* [Exercise directions]: State the number of lines below in which the word "통합모집" appears. Nothing else belongs in the answer.

# Information provided start

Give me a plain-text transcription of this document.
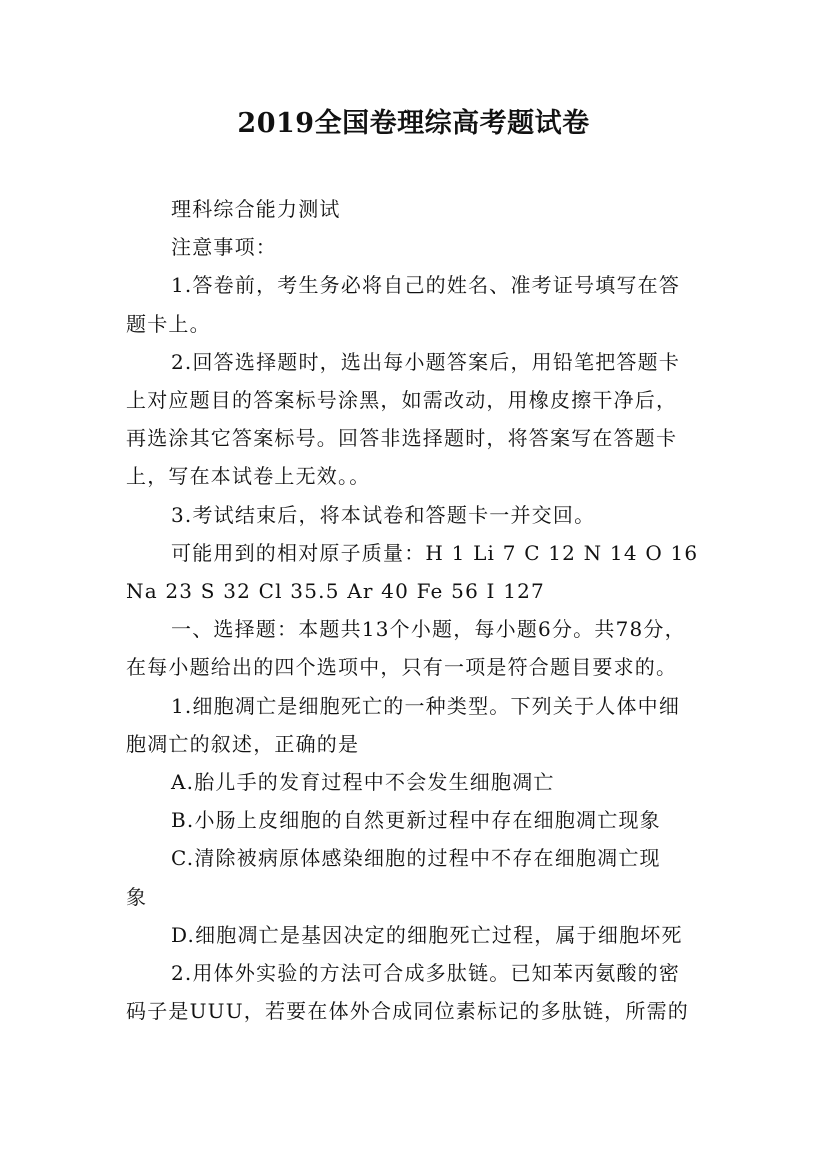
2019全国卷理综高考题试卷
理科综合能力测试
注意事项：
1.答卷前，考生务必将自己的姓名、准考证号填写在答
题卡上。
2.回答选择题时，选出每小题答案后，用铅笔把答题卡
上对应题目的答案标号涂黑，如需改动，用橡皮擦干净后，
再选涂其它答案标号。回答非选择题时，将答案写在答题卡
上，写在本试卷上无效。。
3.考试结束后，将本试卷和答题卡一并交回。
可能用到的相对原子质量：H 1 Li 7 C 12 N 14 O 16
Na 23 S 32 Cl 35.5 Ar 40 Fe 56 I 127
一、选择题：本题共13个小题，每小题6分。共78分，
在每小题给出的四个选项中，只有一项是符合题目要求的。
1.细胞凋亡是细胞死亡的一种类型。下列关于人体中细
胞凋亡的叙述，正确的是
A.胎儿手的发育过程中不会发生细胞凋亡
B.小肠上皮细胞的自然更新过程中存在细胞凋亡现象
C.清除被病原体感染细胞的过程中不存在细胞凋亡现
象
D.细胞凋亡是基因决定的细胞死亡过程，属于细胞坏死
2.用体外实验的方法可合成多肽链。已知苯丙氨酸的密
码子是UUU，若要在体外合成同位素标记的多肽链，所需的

# Information provided end
# Information provided start

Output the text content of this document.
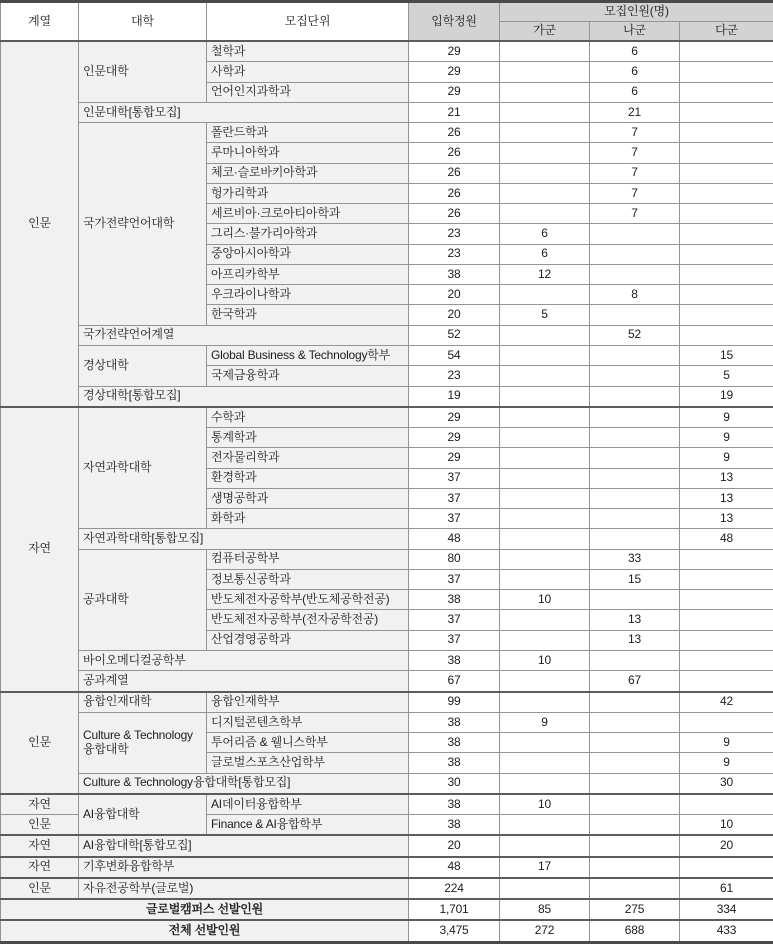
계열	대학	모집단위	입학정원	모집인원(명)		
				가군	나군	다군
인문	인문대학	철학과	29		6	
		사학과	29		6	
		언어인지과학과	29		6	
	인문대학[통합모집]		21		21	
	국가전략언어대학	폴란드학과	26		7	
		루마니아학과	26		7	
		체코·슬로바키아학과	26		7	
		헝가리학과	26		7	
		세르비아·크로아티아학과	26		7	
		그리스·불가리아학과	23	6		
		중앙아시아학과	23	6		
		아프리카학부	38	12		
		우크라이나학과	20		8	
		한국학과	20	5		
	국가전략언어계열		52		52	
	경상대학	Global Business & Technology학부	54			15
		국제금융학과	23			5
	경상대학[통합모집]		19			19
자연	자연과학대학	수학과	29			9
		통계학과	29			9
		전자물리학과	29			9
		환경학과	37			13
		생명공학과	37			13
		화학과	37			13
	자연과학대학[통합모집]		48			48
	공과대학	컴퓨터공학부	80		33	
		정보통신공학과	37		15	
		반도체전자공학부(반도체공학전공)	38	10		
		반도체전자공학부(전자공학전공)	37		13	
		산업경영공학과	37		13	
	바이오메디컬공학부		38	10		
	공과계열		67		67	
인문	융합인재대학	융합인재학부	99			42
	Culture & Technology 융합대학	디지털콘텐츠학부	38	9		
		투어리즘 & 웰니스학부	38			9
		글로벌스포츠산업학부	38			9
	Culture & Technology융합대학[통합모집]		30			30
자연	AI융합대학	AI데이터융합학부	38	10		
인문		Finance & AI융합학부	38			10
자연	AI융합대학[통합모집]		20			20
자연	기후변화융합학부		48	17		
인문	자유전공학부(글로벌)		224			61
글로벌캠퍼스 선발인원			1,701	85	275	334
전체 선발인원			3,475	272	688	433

# Information provided end

* [Exercise response]: 5